**Task instructions:** Show every line of the records below that contains the word "Наименование".

**Lines of data:**

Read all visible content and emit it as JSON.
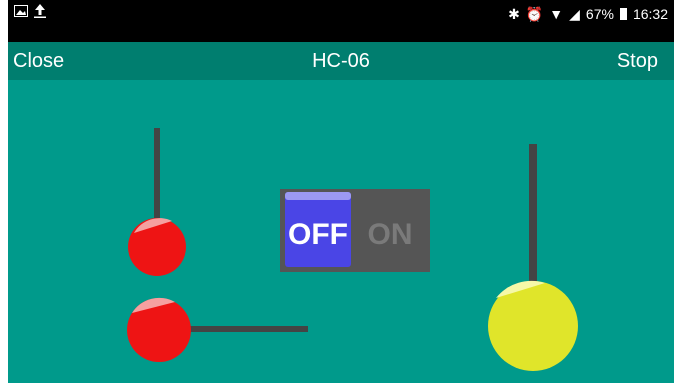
{
  "status_bar": {
    "left_icons": [
      "gallery-icon",
      "upload-icon"
    ],
    "right_icons": [
      "bluetooth-icon",
      "alarm-icon",
      "wifi-icon",
      "signal-icon"
    ],
    "battery": "67%",
    "time": "16:32"
  },
  "app_bar": {
    "close_label": "Close",
    "title": "HC-06",
    "stop_label": "Stop"
  },
  "toggle": {
    "off_label": "OFF",
    "on_label": "ON",
    "state": "off"
  },
  "controls": {
    "slider_vertical_left": {
      "color": "#EE1414",
      "level": 0.0
    },
    "slider_horizontal_bottom": {
      "color": "#EE1414",
      "level": 0.0
    },
    "slider_vertical_right": {
      "color": "#E0E52A",
      "level": 0.0
    }
  },
  "colors": {
    "status_bar": "#000000",
    "app_bar": "#007E6F",
    "background": "#009A8B",
    "track": "#444444",
    "toggle_off": "#4A45E6"
  }
}
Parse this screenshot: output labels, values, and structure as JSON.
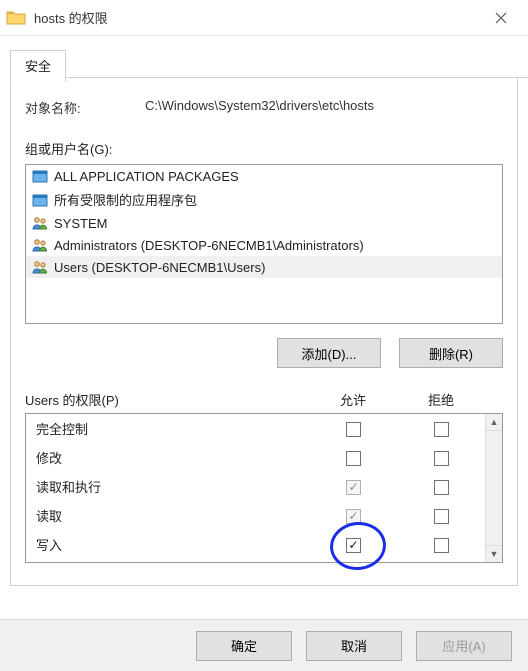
{
  "titlebar": {
    "title": "hosts 的权限"
  },
  "tabs": {
    "security": "安全"
  },
  "object": {
    "label": "对象名称:",
    "value": "C:\\Windows\\System32\\drivers\\etc\\hosts"
  },
  "groups": {
    "label": "组或用户名(G):",
    "items": [
      {
        "text": "ALL APPLICATION PACKAGES",
        "icon": "package"
      },
      {
        "text": "所有受限制的应用程序包",
        "icon": "package"
      },
      {
        "text": "SYSTEM",
        "icon": "users"
      },
      {
        "text": "Administrators (DESKTOP-6NECMB1\\Administrators)",
        "icon": "users"
      },
      {
        "text": "Users (DESKTOP-6NECMB1\\Users)",
        "icon": "users",
        "selected": true
      }
    ],
    "add_btn": "添加(D)...",
    "remove_btn": "删除(R)"
  },
  "permissions": {
    "label": "Users 的权限(P)",
    "col_allow": "允许",
    "col_deny": "拒绝",
    "rows": [
      {
        "name": "完全控制",
        "allow": "unchecked",
        "deny": "unchecked"
      },
      {
        "name": "修改",
        "allow": "unchecked",
        "deny": "unchecked"
      },
      {
        "name": "读取和执行",
        "allow": "grey-checked",
        "deny": "unchecked"
      },
      {
        "name": "读取",
        "allow": "grey-checked",
        "deny": "unchecked"
      },
      {
        "name": "写入",
        "allow": "checked",
        "deny": "unchecked"
      }
    ]
  },
  "footer": {
    "ok": "确定",
    "cancel": "取消",
    "apply": "应用(A)"
  }
}
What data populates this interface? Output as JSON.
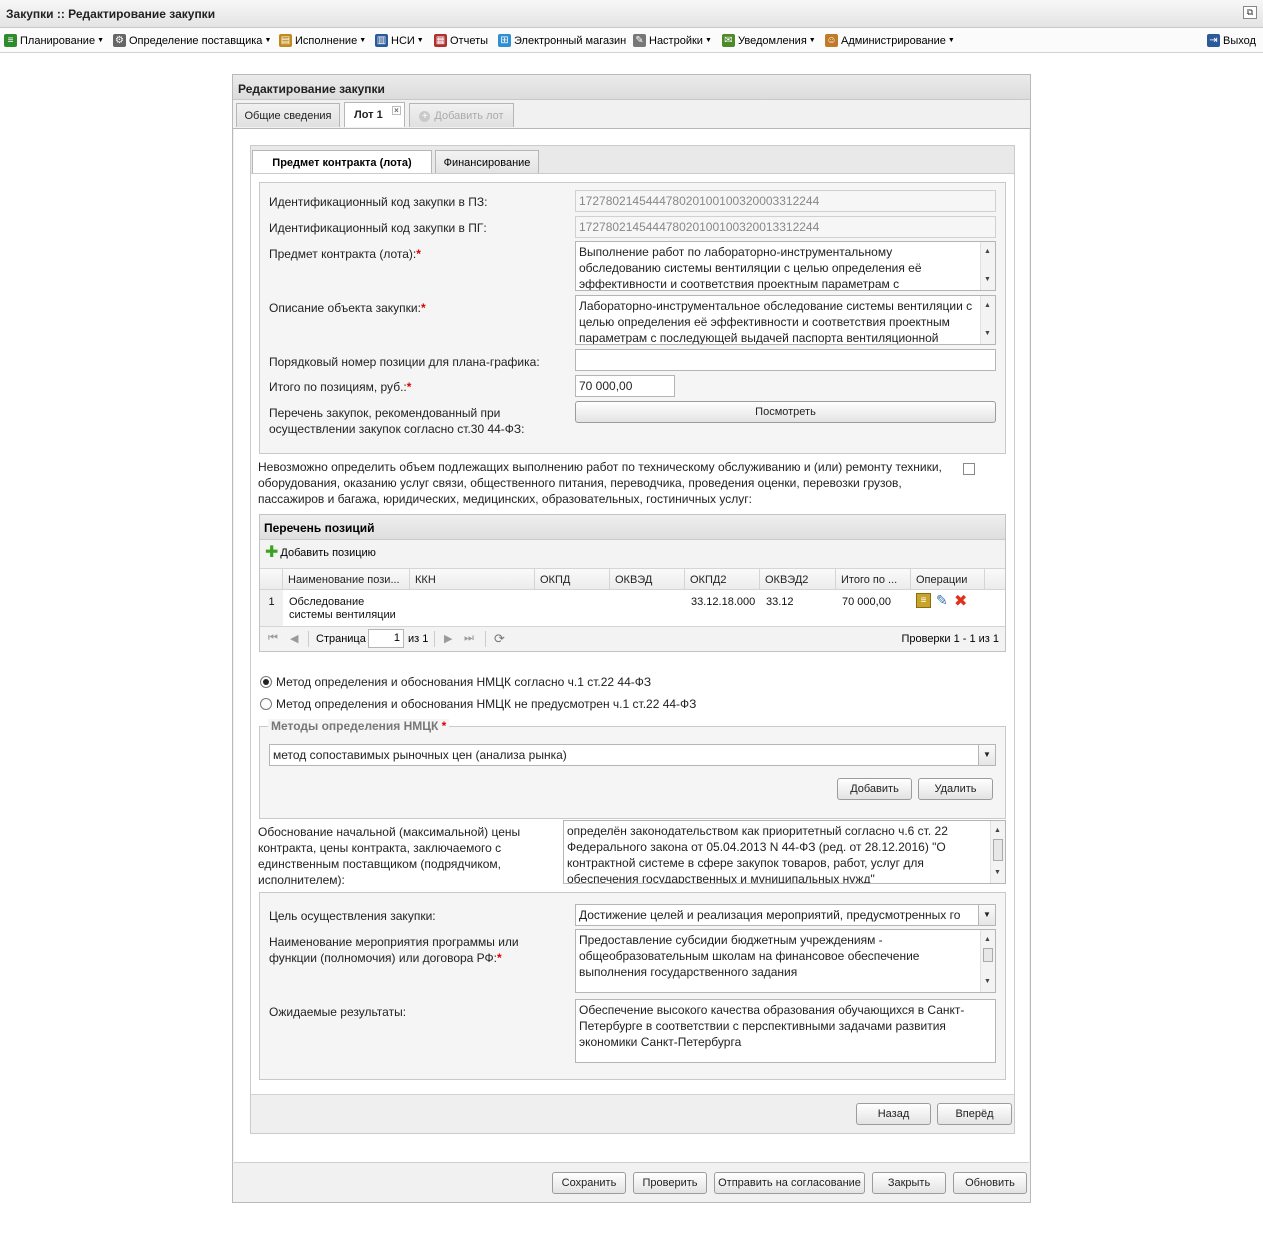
{
  "window": {
    "title": "Закупки :: Редактирование закупки",
    "restore_icon": "restore-icon"
  },
  "menu": [
    {
      "label": "Планирование",
      "icon": "planning-icon",
      "color": "#2e8b2e"
    },
    {
      "label": "Определение поставщика",
      "icon": "gears-icon",
      "color": "#555555"
    },
    {
      "label": "Исполнение",
      "icon": "execution-icon",
      "color": "#c08a1e"
    },
    {
      "label": "НСИ",
      "icon": "book-icon",
      "color": "#2b5a9a"
    },
    {
      "label": "Отчеты",
      "icon": "report-icon",
      "color": "#b03030"
    },
    {
      "label": "Электронный магазин",
      "icon": "cart-icon",
      "color": "#2f8fd0"
    },
    {
      "label": "Настройки",
      "icon": "wrench-icon",
      "color": "#666666"
    },
    {
      "label": "Уведомления",
      "icon": "notification-icon",
      "color": "#4d8a2a"
    },
    {
      "label": "Администрирование",
      "icon": "user-icon",
      "color": "#c07a2a"
    }
  ],
  "logout": {
    "label": "Выход"
  },
  "form": {
    "title": "Редактирование закупки",
    "tabs": {
      "general": "Общие сведения",
      "lot1": "Лот 1",
      "add_lot": "Добавить лот"
    },
    "inner_tabs": {
      "subject": "Предмет контракта (лота)",
      "financing": "Финансирование"
    }
  },
  "fields": {
    "pz_code_label": "Идентификационный код закупки в ПЗ:",
    "pz_code_value": "172780214544478020100100320003312244",
    "pg_code_label": "Идентификационный код закупки в ПГ:",
    "pg_code_value": "172780214544478020100100320013312244",
    "subject_label": "Предмет контракта (лота):",
    "subject_value": "Выполнение работ по лабораторно-инструментальному обследованию системы вентиляции с целью определения её эффективности и соответствия проектным параметрам с",
    "description_label": "Описание объекта закупки:",
    "description_value": "Лабораторно-инструментальное обследование системы вентиляции с целью определения её эффективности и соответствия проектным параметрам с последующей выдачей паспорта вентиляционной",
    "position_number_label": "Порядковый номер позиции для плана-графика:",
    "position_number_value": "",
    "total_label": "Итого по позициям, руб.:",
    "total_value": "70 000,00",
    "recommended_list_label": "Перечень закупок, рекомендованный при осуществлении закупок согласно ст.30 44-ФЗ:",
    "view_button": "Посмотреть"
  },
  "impossible_volume": {
    "label": "Невозможно определить объем подлежащих выполнению работ по техническому обслуживанию и (или) ремонту техники, оборудования, оказанию услуг связи, общественного питания, переводчика, проведения оценки, перевозки грузов, пассажиров и багажа, юридических, медицинских, образовательных, гостиничных услуг:",
    "checked": false
  },
  "positions": {
    "title": "Перечень позиций",
    "add_label": "Добавить позицию",
    "columns": [
      "Наименование пози...",
      "ККН",
      "ОКПД",
      "ОКВЭД",
      "ОКПД2",
      "ОКВЭД2",
      "Итого по ...",
      "Операции"
    ],
    "rows": [
      {
        "num": "1",
        "name": "Обследование системы вентиляции",
        "kkn": "",
        "okpd": "",
        "okved": "",
        "okpd2": "33.12.18.000",
        "okved2": "33.12",
        "total": "70 000,00"
      }
    ],
    "pager": {
      "page_label": "Страница",
      "page_value": "1",
      "of_label": "из 1",
      "summary": "Проверки 1 - 1 из 1"
    }
  },
  "nmck": {
    "radio1": "Метод определения и обоснования НМЦК согласно ч.1 ст.22 44-ФЗ",
    "radio2": "Метод определения и обоснования НМЦК не предусмотрен ч.1 ст.22 44-ФЗ",
    "selected": 1,
    "methods_legend": "Методы определения НМЦК",
    "method_value": "метод сопоставимых рыночных цен (анализа рынка)",
    "add_button": "Добавить",
    "delete_button": "Удалить"
  },
  "justification": {
    "label": "Обоснование начальной (максимальной) цены контракта, цены контракта, заключаемого с единственным поставщиком (подрядчиком, исполнителем):",
    "value": "определён законодательством как приоритетный согласно ч.6 ст. 22 Федерального закона от 05.04.2013 N 44-ФЗ (ред. от 28.12.2016) \"О контрактной системе в сфере закупок товаров, работ, услуг для обеспечения государственных и муниципальных нужд\""
  },
  "goals": {
    "purpose_label": "Цель осуществления закупки:",
    "purpose_value": "Достижение целей и реализация мероприятий, предусмотренных го",
    "event_label": "Наименование мероприятия программы или функции (полномочия) или договора РФ:",
    "event_value": "Предоставление субсидии бюджетным учреждениям - общеобразовательным школам на финансовое обеспечение выполнения государственного задания",
    "results_label": "Ожидаемые результаты:",
    "results_value": "Обеспечение высокого качества образования обучающихся в Санкт-Петербурге в соответствии с перспективными задачами развития экономики Санкт-Петербурга"
  },
  "nav": {
    "back": "Назад",
    "forward": "Вперёд"
  },
  "footer": {
    "save": "Сохранить",
    "check": "Проверить",
    "send": "Отправить на согласование",
    "close": "Закрыть",
    "refresh": "Обновить"
  }
}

**Solution below:**
      "Наименование пози...",
    "event_label": "Наименование мероприятия программы или функции (полномочия) или договора РФ:",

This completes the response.